▶ _WHAT YOU WILL DO_
Extract, word for word, each line from the line holding "Serialize everything readable" through the end of the records. Omit every picture.

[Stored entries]

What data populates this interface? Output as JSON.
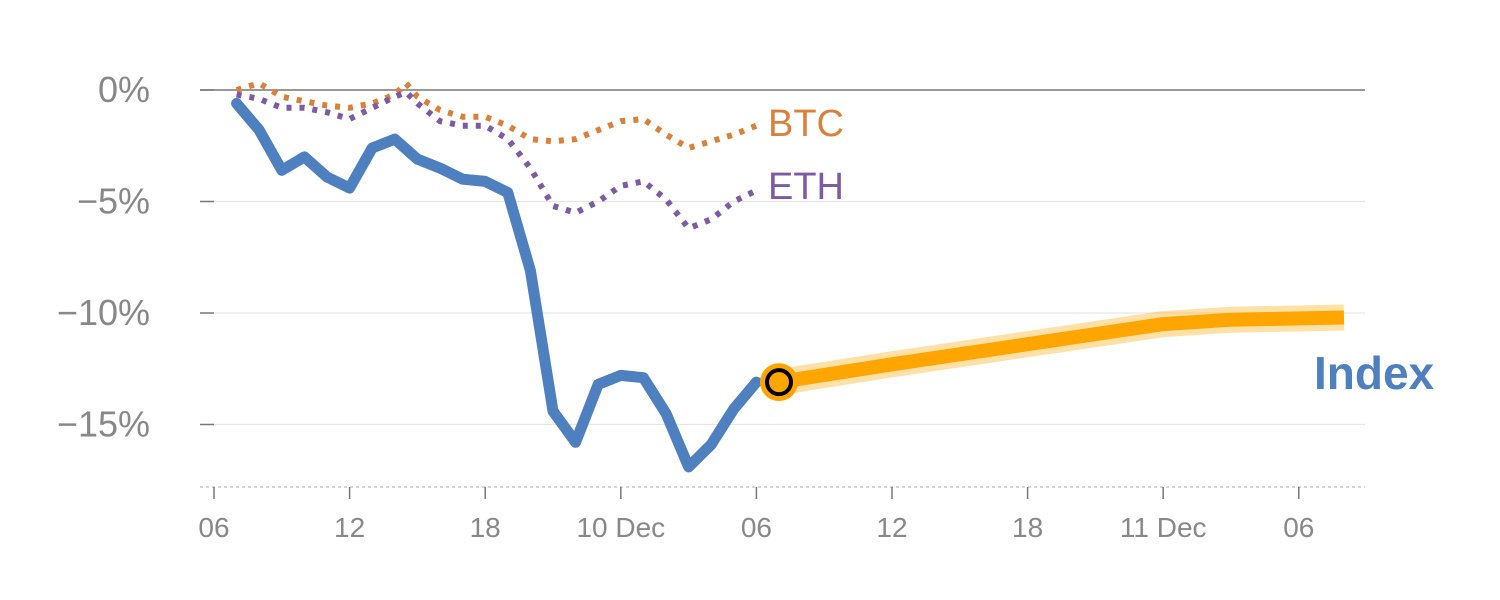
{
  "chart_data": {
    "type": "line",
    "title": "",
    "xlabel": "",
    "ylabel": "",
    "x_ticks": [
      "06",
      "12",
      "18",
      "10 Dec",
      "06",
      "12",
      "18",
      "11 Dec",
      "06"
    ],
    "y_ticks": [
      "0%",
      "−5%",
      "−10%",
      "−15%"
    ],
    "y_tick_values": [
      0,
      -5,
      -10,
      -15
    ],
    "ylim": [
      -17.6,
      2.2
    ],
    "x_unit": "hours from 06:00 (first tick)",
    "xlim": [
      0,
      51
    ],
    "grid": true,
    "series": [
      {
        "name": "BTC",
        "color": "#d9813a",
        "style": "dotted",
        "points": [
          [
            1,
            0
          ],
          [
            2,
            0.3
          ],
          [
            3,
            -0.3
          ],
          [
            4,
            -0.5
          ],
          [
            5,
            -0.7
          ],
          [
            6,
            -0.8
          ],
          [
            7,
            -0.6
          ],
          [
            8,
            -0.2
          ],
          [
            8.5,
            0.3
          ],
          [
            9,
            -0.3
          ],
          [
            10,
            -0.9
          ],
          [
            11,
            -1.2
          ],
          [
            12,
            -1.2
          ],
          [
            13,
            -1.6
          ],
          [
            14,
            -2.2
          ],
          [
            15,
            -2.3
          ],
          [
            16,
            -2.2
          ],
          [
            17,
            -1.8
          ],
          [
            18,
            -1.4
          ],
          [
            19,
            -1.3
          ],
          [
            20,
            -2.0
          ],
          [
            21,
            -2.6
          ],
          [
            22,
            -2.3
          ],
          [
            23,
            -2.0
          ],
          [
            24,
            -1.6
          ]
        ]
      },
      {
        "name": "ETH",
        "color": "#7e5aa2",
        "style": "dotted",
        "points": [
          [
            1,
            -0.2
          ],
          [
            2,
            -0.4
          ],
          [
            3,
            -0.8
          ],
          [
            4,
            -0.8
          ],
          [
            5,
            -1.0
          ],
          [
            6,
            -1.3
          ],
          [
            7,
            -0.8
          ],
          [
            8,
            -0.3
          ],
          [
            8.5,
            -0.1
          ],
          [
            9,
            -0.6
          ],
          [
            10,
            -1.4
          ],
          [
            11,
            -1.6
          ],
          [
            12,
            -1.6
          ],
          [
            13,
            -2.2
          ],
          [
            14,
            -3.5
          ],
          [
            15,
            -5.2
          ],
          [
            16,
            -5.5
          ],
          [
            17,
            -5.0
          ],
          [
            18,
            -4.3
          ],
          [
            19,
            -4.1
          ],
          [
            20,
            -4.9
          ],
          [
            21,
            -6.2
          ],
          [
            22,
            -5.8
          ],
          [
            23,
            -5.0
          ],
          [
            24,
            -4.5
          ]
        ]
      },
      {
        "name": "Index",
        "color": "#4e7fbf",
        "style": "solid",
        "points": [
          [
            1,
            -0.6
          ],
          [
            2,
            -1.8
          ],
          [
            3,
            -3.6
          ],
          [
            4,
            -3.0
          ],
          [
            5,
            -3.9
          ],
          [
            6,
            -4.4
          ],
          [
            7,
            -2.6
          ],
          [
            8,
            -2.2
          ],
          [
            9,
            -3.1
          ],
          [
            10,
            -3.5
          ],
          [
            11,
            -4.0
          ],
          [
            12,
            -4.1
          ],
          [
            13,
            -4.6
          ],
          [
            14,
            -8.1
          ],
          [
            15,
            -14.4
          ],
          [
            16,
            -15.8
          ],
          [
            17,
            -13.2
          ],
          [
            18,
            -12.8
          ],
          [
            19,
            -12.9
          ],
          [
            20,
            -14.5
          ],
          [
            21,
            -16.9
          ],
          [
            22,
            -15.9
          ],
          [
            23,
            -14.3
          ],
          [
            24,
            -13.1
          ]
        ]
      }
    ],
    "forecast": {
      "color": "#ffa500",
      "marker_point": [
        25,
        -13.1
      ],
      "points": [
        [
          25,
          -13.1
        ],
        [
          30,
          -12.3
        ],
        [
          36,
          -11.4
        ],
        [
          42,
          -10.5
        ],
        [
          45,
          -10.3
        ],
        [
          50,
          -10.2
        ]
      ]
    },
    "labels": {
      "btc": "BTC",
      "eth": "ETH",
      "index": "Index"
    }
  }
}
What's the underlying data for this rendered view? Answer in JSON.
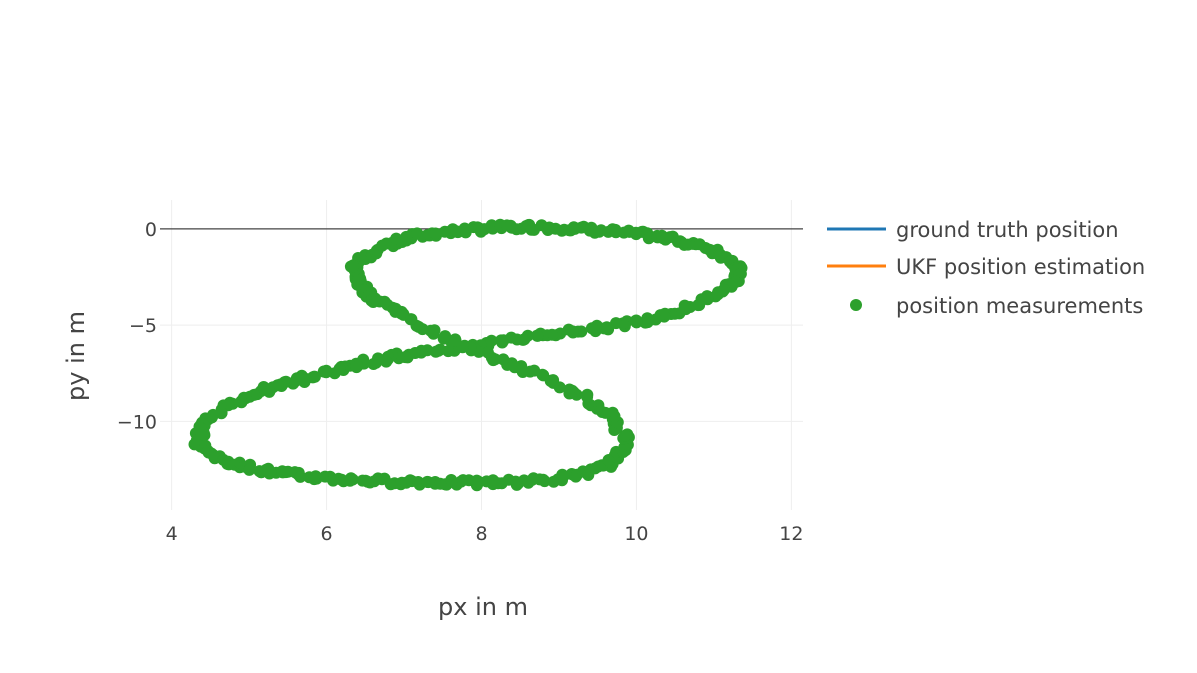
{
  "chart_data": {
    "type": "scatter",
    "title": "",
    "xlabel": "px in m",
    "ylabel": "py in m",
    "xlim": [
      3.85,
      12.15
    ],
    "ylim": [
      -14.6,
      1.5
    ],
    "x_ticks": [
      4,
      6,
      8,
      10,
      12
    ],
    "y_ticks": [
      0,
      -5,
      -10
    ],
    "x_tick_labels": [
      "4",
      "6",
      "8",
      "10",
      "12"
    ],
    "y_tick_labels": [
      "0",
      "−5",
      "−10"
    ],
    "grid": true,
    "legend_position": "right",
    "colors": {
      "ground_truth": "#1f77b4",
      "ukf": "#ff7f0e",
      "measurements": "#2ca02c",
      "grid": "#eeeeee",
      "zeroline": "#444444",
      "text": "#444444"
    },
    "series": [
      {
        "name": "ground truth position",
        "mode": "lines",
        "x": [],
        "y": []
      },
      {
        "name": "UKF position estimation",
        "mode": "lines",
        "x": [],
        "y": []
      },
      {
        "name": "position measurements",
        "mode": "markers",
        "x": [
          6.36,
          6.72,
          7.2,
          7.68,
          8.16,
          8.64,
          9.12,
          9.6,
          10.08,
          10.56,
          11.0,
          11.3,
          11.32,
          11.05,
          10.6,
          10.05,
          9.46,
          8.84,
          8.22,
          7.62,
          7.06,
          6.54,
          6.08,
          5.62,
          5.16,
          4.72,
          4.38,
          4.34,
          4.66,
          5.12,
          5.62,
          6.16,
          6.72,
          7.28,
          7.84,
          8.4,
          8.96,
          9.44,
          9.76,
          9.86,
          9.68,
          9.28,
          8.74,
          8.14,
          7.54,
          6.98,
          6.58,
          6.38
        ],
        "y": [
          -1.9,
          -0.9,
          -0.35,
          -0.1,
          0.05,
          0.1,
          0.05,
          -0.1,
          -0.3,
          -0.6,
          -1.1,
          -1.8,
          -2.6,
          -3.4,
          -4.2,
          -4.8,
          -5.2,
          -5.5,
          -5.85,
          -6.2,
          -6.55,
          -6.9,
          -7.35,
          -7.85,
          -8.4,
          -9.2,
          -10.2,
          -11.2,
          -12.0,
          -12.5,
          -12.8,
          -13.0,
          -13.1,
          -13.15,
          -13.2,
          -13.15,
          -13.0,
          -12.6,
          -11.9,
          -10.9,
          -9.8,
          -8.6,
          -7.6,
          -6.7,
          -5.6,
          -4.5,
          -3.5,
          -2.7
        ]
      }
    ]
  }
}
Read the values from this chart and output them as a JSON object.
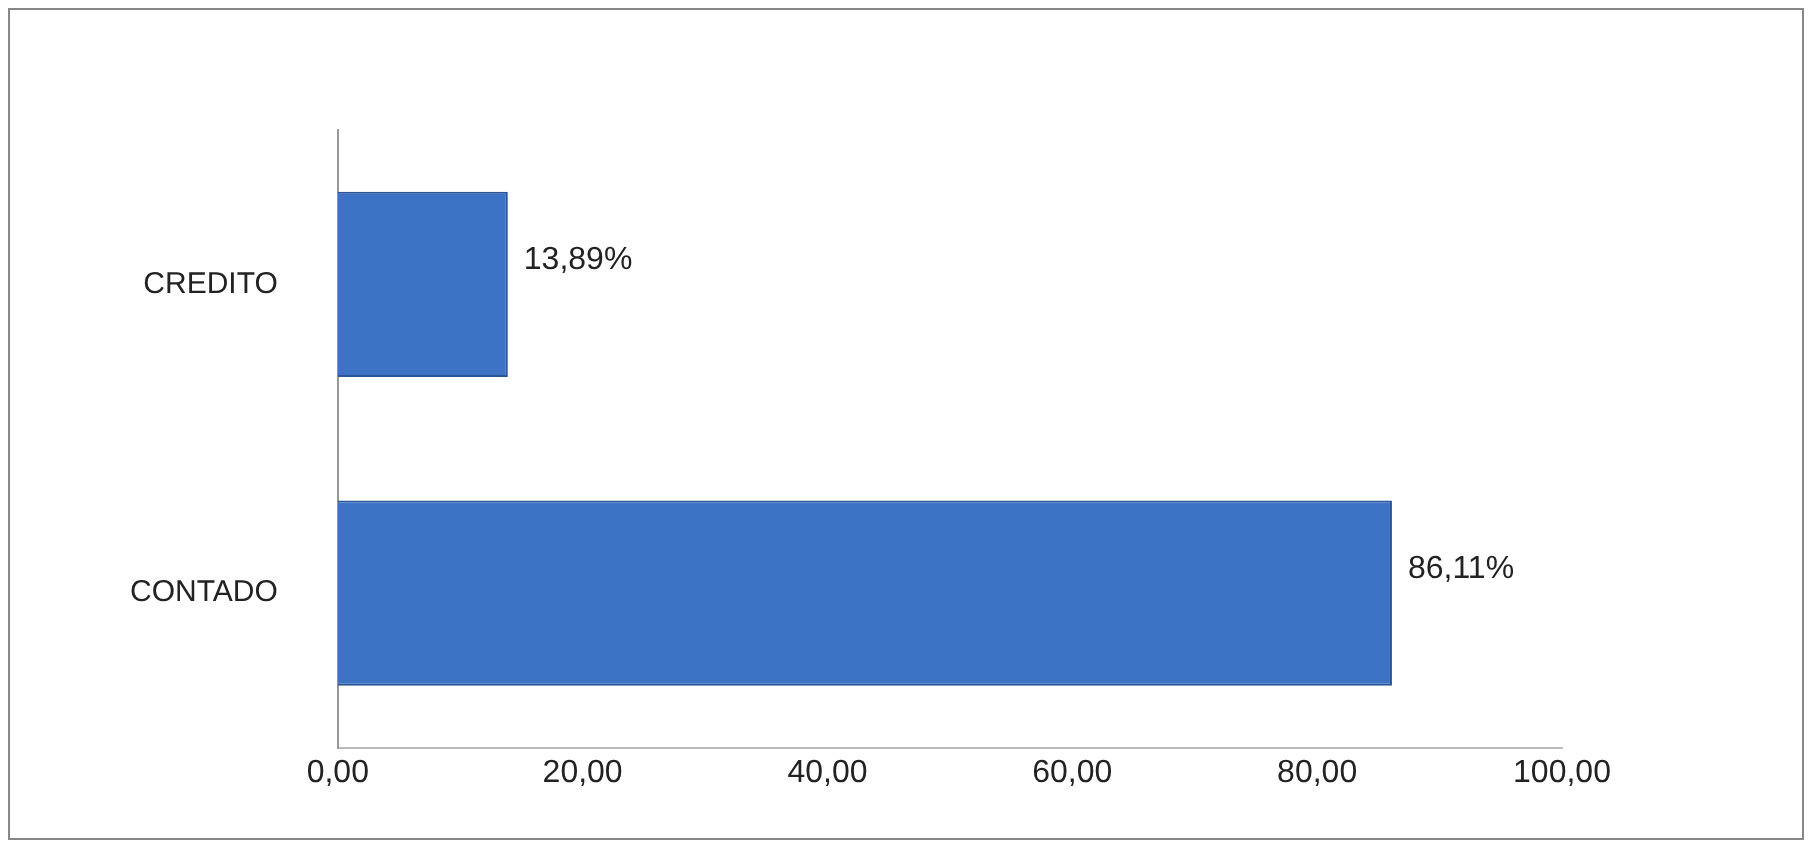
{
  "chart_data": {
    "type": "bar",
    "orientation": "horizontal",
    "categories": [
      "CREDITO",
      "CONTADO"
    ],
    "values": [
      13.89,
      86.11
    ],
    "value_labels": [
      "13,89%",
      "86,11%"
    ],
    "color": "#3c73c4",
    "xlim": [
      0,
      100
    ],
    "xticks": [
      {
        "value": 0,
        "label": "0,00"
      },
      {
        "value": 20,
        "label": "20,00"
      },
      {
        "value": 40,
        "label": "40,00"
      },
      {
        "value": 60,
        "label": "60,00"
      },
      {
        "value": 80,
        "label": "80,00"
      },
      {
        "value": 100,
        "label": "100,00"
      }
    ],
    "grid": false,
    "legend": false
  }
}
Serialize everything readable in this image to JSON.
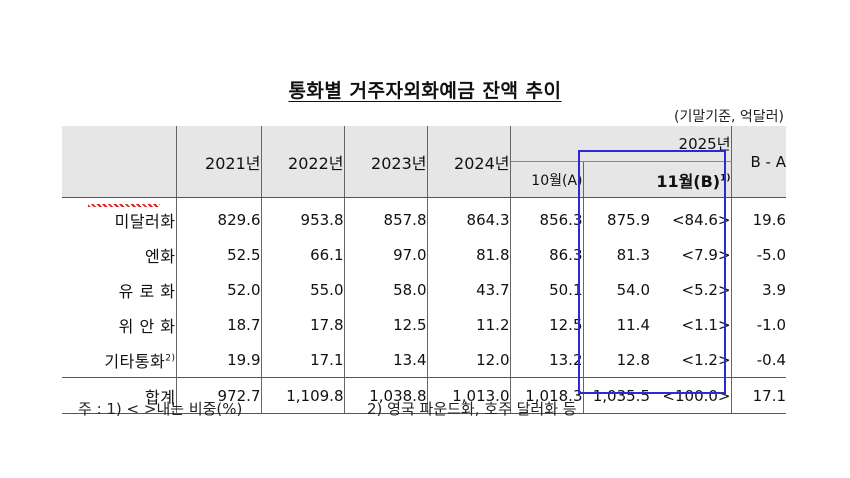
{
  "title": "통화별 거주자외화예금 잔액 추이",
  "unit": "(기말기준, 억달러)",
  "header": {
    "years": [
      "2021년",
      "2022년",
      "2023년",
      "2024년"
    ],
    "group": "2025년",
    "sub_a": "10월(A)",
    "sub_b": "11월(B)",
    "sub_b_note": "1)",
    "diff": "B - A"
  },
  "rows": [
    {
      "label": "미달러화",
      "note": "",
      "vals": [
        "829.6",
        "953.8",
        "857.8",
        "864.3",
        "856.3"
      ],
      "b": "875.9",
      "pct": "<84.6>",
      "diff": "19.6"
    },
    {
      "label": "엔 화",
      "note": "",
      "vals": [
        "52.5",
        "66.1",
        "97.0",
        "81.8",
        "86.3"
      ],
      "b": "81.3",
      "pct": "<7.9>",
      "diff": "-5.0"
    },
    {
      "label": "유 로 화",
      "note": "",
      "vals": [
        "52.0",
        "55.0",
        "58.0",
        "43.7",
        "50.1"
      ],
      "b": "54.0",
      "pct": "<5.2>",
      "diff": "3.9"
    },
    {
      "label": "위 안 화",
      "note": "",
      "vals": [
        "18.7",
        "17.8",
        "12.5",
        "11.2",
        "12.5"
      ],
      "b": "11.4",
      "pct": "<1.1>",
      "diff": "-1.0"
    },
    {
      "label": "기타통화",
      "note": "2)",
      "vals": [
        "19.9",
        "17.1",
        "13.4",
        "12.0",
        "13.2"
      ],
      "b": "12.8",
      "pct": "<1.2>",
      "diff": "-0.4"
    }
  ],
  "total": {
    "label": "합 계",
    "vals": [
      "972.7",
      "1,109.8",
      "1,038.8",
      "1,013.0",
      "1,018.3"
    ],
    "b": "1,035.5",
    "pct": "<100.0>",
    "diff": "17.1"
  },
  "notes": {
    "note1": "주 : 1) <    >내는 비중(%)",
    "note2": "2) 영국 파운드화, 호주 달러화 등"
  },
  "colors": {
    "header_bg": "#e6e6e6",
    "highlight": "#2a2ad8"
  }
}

▶ _PROBLEM SOLUTION_
Serialize everything readable in this image to JSON.
{
  "title": "통화별 거주자외화예금 잔액 추이",
  "unit": "(기말기준, 억달러)",
  "header": {
    "years": [
      "2021년",
      "2022년",
      "2023년",
      "2024년"
    ],
    "group": "2025년",
    "sub_a": "10월(A)",
    "sub_b": "11월(B)",
    "sub_b_note": "1)",
    "diff": "B - A"
  },
  "rows": [
    {
      "label": "미달러화",
      "note": "",
      "vals": [
        "829.6",
        "953.8",
        "857.8",
        "864.3",
        "856.3"
      ],
      "b": "875.9",
      "pct": "<84.6>",
      "diff": "19.6"
    },
    {
      "label": "엔 화",
      "note": "",
      "vals": [
        "52.5",
        "66.1",
        "97.0",
        "81.8",
        "86.3"
      ],
      "b": "81.3",
      "pct": "<7.9>",
      "diff": "-5.0"
    },
    {
      "label": "유 로 화",
      "note": "",
      "vals": [
        "52.0",
        "55.0",
        "58.0",
        "43.7",
        "50.1"
      ],
      "b": "54.0",
      "pct": "<5.2>",
      "diff": "3.9"
    },
    {
      "label": "위 안 화",
      "note": "",
      "vals": [
        "18.7",
        "17.8",
        "12.5",
        "11.2",
        "12.5"
      ],
      "b": "11.4",
      "pct": "<1.1>",
      "diff": "-1.0"
    },
    {
      "label": "기타통화",
      "note": "2)",
      "vals": [
        "19.9",
        "17.1",
        "13.4",
        "12.0",
        "13.2"
      ],
      "b": "12.8",
      "pct": "<1.2>",
      "diff": "-0.4"
    }
  ],
  "total": {
    "label": "합 계",
    "vals": [
      "972.7",
      "1,109.8",
      "1,038.8",
      "1,013.0",
      "1,018.3"
    ],
    "b": "1,035.5",
    "pct": "<100.0>",
    "diff": "17.1"
  },
  "notes": {
    "note1": "주 : 1) <    >내는 비중(%)",
    "note2": "2) 영국 파운드화, 호주 달러화 등"
  },
  "colors": {
    "header_bg": "#e6e6e6",
    "highlight": "#2a2ad8"
  }
}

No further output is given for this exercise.